Required work:
Find the string "frac" in the data, then copy every line where it is found.

**** Stored rows ****

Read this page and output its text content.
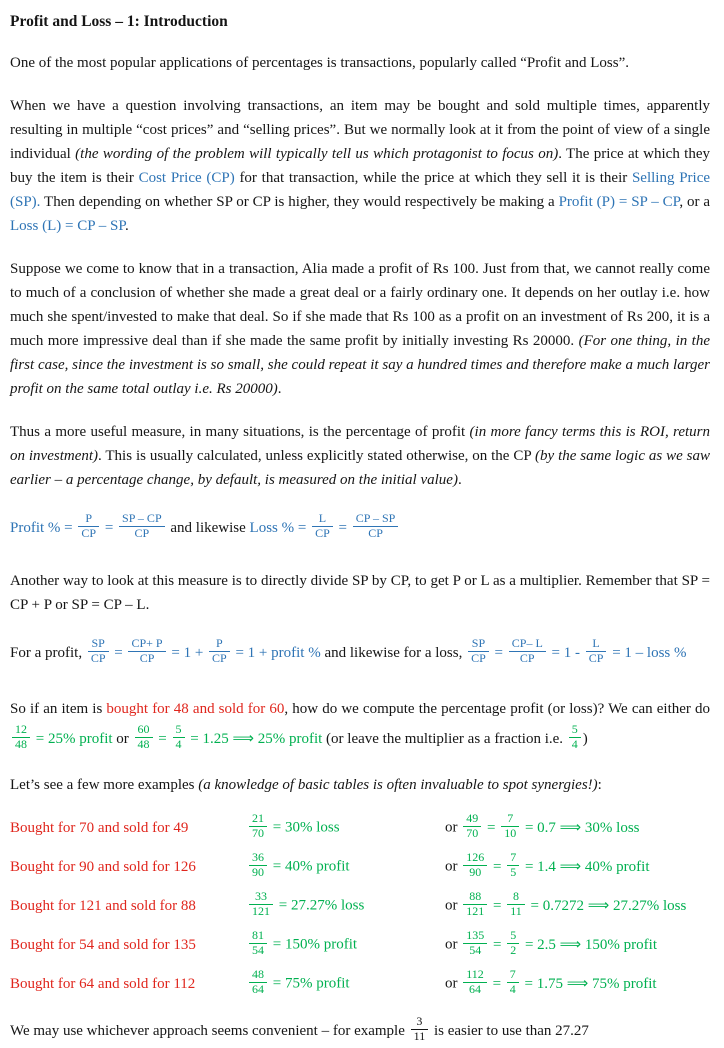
Profit and Loss – 1: Introduction

One of the most popular applications of percentages is transactions, popularly called “Profit and Loss”.

When we have a question involving transactions, an item may be bought and sold multiple times, apparently resulting in multiple “cost prices” and “selling prices”. But we normally look at it from the point of view of a single individual (the wording of the problem will typically tell us which protagonist to focus on). The price at which they buy the item is their Cost Price (CP) for that transaction, while the price at which they sell it is their Selling Price (SP). Then depending on whether SP or CP is higher, they would respectively be making a Profit (P) = SP – CP, or a Loss (L) = CP – SP.

Suppose we come to know that in a transaction, Alia made a profit of Rs 100. Just from that, we cannot really come to much of a conclusion of whether she made a great deal or a fairly ordinary one. It depends on her outlay i.e. how much she spent/invested to make that deal. So if she made that Rs 100 as a profit on an investment of Rs 200, it is a much more impressive deal than if she made the same profit by initially investing Rs 20000. (For one thing, in the first case, since the investment is so small, she could repeat it say a hundred times and therefore make a much larger profit on the same total outlay i.e. Rs 20000).

Thus a more useful measure, in many situations, is the percentage of profit (in more fancy terms this is ROI, return on investment). This is usually calculated, unless explicitly stated otherwise, on the CP (by the same logic as we saw earlier – a percentage change, by default, is measured on the initial value).

Profit % = $\frac{P}{CP} = \frac{SP - CP}{CP}$ and likewise Loss % = $\frac{L}{CP} = \frac{CP - SP}{CP}$

Another way to look at this measure is to directly divide SP by CP, to get P or L as a multiplier. Remember that SP = CP + P or SP = CP – L.

For a profit, $\frac{SP}{CP} = \frac{CP+ P}{CP} = 1 + \frac{P}{CP} = 1$ + profit % and likewise for a loss, $\frac{SP}{CP} = \frac{CP- L}{CP} = 1 - \frac{L}{CP} = 1$ – loss %

So if an item is bought for 48 and sold for 60, how do we compute the percentage profit (or loss)? We can either do
$\frac{12}{48} = 25\%$ profit or $\frac{60}{48} = \frac{5}{4} = 1.25$ ⟹ 25% profit (or leave the multiplier as a fraction i.e. $\frac{5}{4}$ )

Let’s see a few more examples (a knowledge of basic tables is often invaluable to spot synergies!):

Bought for 70 and sold for 49	$\frac{21}{70} = 30\%$ loss	or $\frac{49}{70} = \frac{7}{10} = 0.7$ ⟹ 30% loss
Bought for 90 and sold for 126	$\frac{36}{90} = 40\%$ profit	or $\frac{126}{90} = \frac{7}{5} = 1.4$ ⟹ 40% profit
Bought for 121 and sold for 88	$\frac{33}{121} = 27.27\%$ loss	or $\frac{88}{121} = \frac{8}{11} = 0.7272$ ⟹ 27.27% loss
Bought for 54 and sold for 135	$\frac{81}{54} = 150\%$ profit	or $\frac{135}{54} = \frac{5}{2} = 2.5$ ⟹ 150% profit
Bought for 64 and sold for 112	$\frac{48}{64} = 75\%$ profit	or $\frac{112}{64} = \frac{7}{4} = 1.75$ ⟹ 75% profit

We may use whichever approach seems convenient – for example $\frac{3}{11}$ is easier to use than 27.27
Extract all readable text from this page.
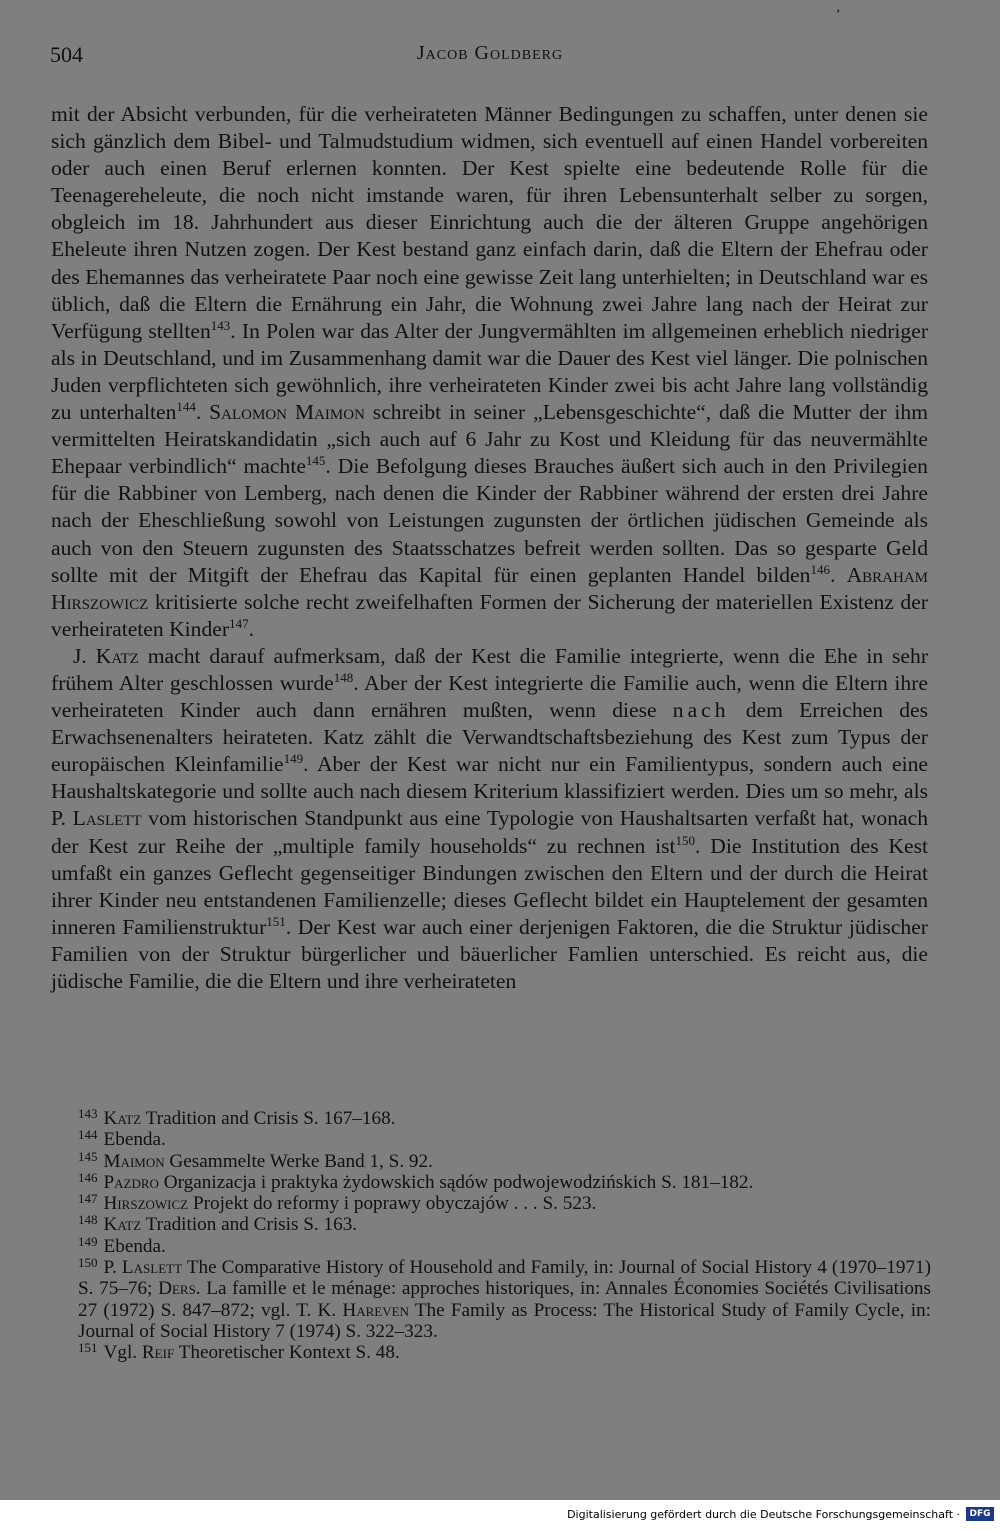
,
504	Jacob Goldberg

mit der Absicht verbunden, für die verheirateten Männer Bedingungen zu schaffen, unter denen sie sich gänzlich dem Bibel- und Talmudstudium widmen, sich eventuell auf einen Handel vorbereiten oder auch einen Beruf erlernen konnten. Der Kest spielte eine bedeutende Rolle für die Teenagereheleute, die noch nicht imstande waren, für ihren Lebensunterhalt selber zu sorgen, obgleich im 18. Jahrhundert aus dieser Einrichtung auch die der älteren Gruppe angehörigen Eheleute ihren Nutzen zogen. Der Kest bestand ganz einfach darin, daß die Eltern der Ehefrau oder des Ehemannes das verheiratete Paar noch eine gewisse Zeit lang unterhielten; in Deutschland war es üblich, daß die Eltern die Ernährung ein Jahr, die Wohnung zwei Jahre lang nach der Heirat zur Verfügung stellten$^{143}$. In Polen war das Alter der Jungvermählten im allgemeinen erheblich niedriger als in Deutschland, und im Zusammenhang damit war die Dauer des Kest viel länger. Die polnischen Juden verpflichteten sich gewöhnlich, ihre verheirateten Kinder zwei bis acht Jahre lang vollständig zu unterhalten$^{144}$. Salomon Maimon schreibt in seiner „Lebensgeschichte“, daß die Mutter der ihm vermittelten Heiratskandidatin „sich auch auf 6 Jahr zu Kost und Kleidung für das neuvermählte Ehepaar verbindlich“ machte$^{145}$. Die Befolgung dieses Brauches äußert sich auch in den Privilegien für die Rabbiner von Lemberg, nach denen die Kinder der Rabbiner während der ersten drei Jahre nach der Eheschließung sowohl von Leistungen zugunsten der örtlichen jüdischen Gemeinde als auch von den Steuern zugunsten des Staatsschatzes befreit werden sollten. Das so gesparte Geld sollte mit der Mitgift der Ehefrau das Kapital für einen geplanten Handel bilden$^{146}$. Abraham Hirszowicz kritisierte solche recht zweifelhaften Formen der Sicherung der materiellen Existenz der verheirateten Kinder$^{147}$.

J. Katz macht darauf aufmerksam, daß der Kest die Familie integrierte, wenn die Ehe in sehr frühem Alter geschlossen wurde$^{148}$. Aber der Kest integrierte die Familie auch, wenn die Eltern ihre verheirateten Kinder auch dann ernähren mußten, wenn diese nach dem Erreichen des Erwachsenenalters heirateten. Katz zählt die Verwandtschaftsbeziehung des Kest zum Typus der europäischen Kleinfamilie$^{149}$. Aber der Kest war nicht nur ein Familientypus, sondern auch eine Haushaltskategorie und sollte auch nach diesem Kriterium klassifiziert werden. Dies um so mehr, als P. Laslett vom historischen Standpunkt aus eine Typologie von Haushaltsarten verfaßt hat, wonach der Kest zur Reihe der „multiple family households“ zu rechnen ist$^{150}$. Die Institution des Kest umfaßt ein ganzes Geflecht gegenseitiger Bindungen zwischen den Eltern und der durch die Heirat ihrer Kinder neu entstandenen Familienzelle; dieses Geflecht bildet ein Hauptelement der gesamten inneren Familienstruktur$^{151}$. Der Kest war auch einer derjenigen Faktoren, die die Struktur jüdischer Familien von der Struktur bürgerlicher und bäuerlicher Famlien unterschied. Es reicht aus, die jüdische Familie, die die Eltern und ihre verheirateten

$^{143}$ Katz Tradition and Crisis S. 167–168.
$^{144}$ Ebenda.
$^{145}$ Maimon Gesammelte Werke Band 1, S. 92.
$^{146}$ Pazdro Organizacja i praktyka żydowskich sądów podwojewodzińskich S. 181–182.
$^{147}$ Hirszowicz Projekt do reformy i poprawy obyczajów . . . S. 523.
$^{148}$ Katz Tradition and Crisis S. 163.
$^{149}$ Ebenda.
$^{150}$ P. Laslett The Comparative History of Household and Family, in: Journal of Social History 4 (1970–1971) S. 75–76; Ders. La famille et le ménage: approches historiques, in: Annales Économies Sociétés Civilisations 27 (1972) S. 847–872; vgl. T. K. Hareven The Family as Process: The Historical Study of Family Cycle, in: Journal of Social History 7 (1974) S. 322–323.
$^{151}$ Vgl. Reif Theoretischer Kontext S. 48.
Digitalisierung gefördert durch die Deutsche Forschungsgemeinschaft ·	DFG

****

Solution to the exercise:
Profit % = $\frac{P}{CP} = \frac{SP - CP}{CP}$ and likewise Loss % = $\frac{L}{CP} = \frac{CP - SP}{CP}$
For a profit, $\frac{SP}{CP} = \frac{CP+ P}{CP} = 1 + \frac{P}{CP} = 1$ + profit % and likewise for a loss, $\frac{SP}{CP} = \frac{CP- L}{CP} = 1 - \frac{L}{CP} = 1$ – loss %
$\frac{12}{48} = 25\%$ profit or $\frac{60}{48} = \frac{5}{4} = 1.25$ ⟹ 25% profit (or leave the multiplier as a fraction i.e. $\frac{5}{4}$ )
Bought for 70 and sold for 49	$\frac{21}{70} = 30\%$ loss	or $\frac{49}{70} = \frac{7}{10} = 0.7$ ⟹ 30% loss
Bought for 90 and sold for 126	$\frac{36}{90} = 40\%$ profit	or $\frac{126}{90} = \frac{7}{5} = 1.4$ ⟹ 40% profit
Bought for 121 and sold for 88	$\frac{33}{121} = 27.27\%$ loss	or $\frac{88}{121} = \frac{8}{11} = 0.7272$ ⟹ 27.27% loss
Bought for 54 and sold for 135	$\frac{81}{54} = 150\%$ profit	or $\frac{135}{54} = \frac{5}{2} = 2.5$ ⟹ 150% profit
Bought for 64 and sold for 112	$\frac{48}{64} = 75\%$ profit	or $\frac{112}{64} = \frac{7}{4} = 1.75$ ⟹ 75% profit
We may use whichever approach seems convenient – for example $\frac{3}{11}$ is easier to use than 27.27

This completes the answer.